**Exercise:**
Retype the records below word for word and omit any image.

**Raw data:**
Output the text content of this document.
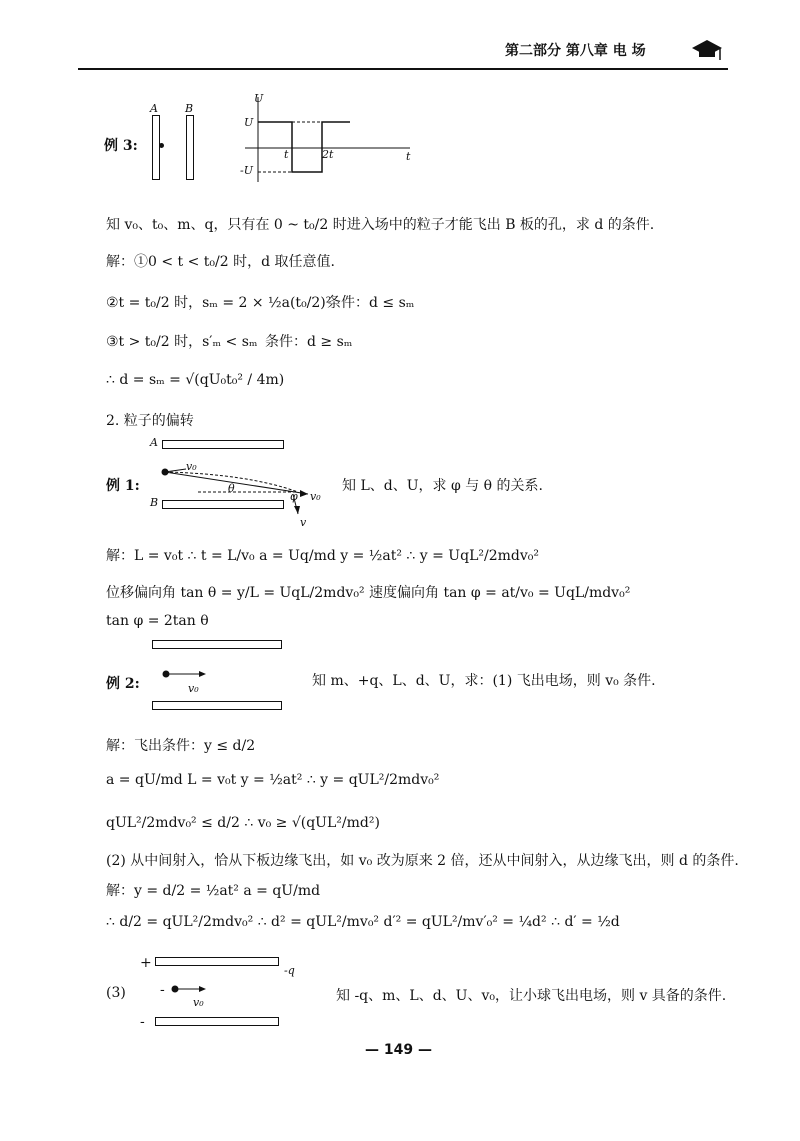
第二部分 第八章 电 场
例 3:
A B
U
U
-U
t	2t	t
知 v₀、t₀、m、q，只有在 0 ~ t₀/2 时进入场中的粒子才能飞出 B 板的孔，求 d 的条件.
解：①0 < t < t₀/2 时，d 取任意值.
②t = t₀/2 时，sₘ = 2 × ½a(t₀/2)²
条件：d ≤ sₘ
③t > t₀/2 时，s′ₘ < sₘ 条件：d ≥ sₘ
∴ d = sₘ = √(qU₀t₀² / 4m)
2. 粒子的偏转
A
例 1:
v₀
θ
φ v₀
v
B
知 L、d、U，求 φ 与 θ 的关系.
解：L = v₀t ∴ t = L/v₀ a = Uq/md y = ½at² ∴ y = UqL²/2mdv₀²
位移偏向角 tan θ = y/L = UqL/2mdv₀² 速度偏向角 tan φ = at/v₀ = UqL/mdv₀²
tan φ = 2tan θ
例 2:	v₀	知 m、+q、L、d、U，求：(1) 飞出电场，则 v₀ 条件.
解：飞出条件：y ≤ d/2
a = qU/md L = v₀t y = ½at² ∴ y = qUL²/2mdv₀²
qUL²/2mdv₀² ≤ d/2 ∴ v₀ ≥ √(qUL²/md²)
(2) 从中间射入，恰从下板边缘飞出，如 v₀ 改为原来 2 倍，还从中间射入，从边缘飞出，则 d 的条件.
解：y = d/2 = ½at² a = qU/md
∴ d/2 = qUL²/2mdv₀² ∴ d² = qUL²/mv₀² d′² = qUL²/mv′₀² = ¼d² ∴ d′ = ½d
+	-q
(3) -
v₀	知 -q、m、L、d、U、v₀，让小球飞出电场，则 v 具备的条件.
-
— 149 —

**Worked solution:**
Output the text content of this document.
第二部分 第八章 电 场
例 3:
A B
U
U
-U
t	2t	t
知 v₀、t₀、m、q，只有在 0 ~ t₀/2 时进入场中的粒子才能飞出 B 板的孔，求 d 的条件.
解：①0 < t < t₀/2 时，d 取任意值.
②t = t₀/2 时，sₘ = 2 × ½a(t₀/2)²
条件：d ≤ sₘ
③t > t₀/2 时，s′ₘ < sₘ 条件：d ≥ sₘ
∴ d = sₘ = √(qU₀t₀² / 4m)
2. 粒子的偏转
A
例 1:
v₀
θ
φ v₀
v
B
知 L、d、U，求 φ 与 θ 的关系.
解：L = v₀t ∴ t = L/v₀ a = Uq/md y = ½at² ∴ y = UqL²/2mdv₀²
位移偏向角 tan θ = y/L = UqL/2mdv₀² 速度偏向角 tan φ = at/v₀ = UqL/mdv₀²
tan φ = 2tan θ
例 2:	v₀	知 m、+q、L、d、U，求：(1) 飞出电场，则 v₀ 条件.
解：飞出条件：y ≤ d/2
a = qU/md L = v₀t y = ½at² ∴ y = qUL²/2mdv₀²
qUL²/2mdv₀² ≤ d/2 ∴ v₀ ≥ √(qUL²/md²)
(2) 从中间射入，恰从下板边缘飞出，如 v₀ 改为原来 2 倍，还从中间射入，从边缘飞出，则 d 的条件.
解：y = d/2 = ½at² a = qU/md
∴ d/2 = qUL²/2mdv₀² ∴ d² = qUL²/mv₀² d′² = qUL²/mv′₀² = ¼d² ∴ d′ = ½d
+	-q
(3) -
v₀	知 -q、m、L、d、U、v₀，让小球飞出电场，则 v 具备的条件.
-
— 149 —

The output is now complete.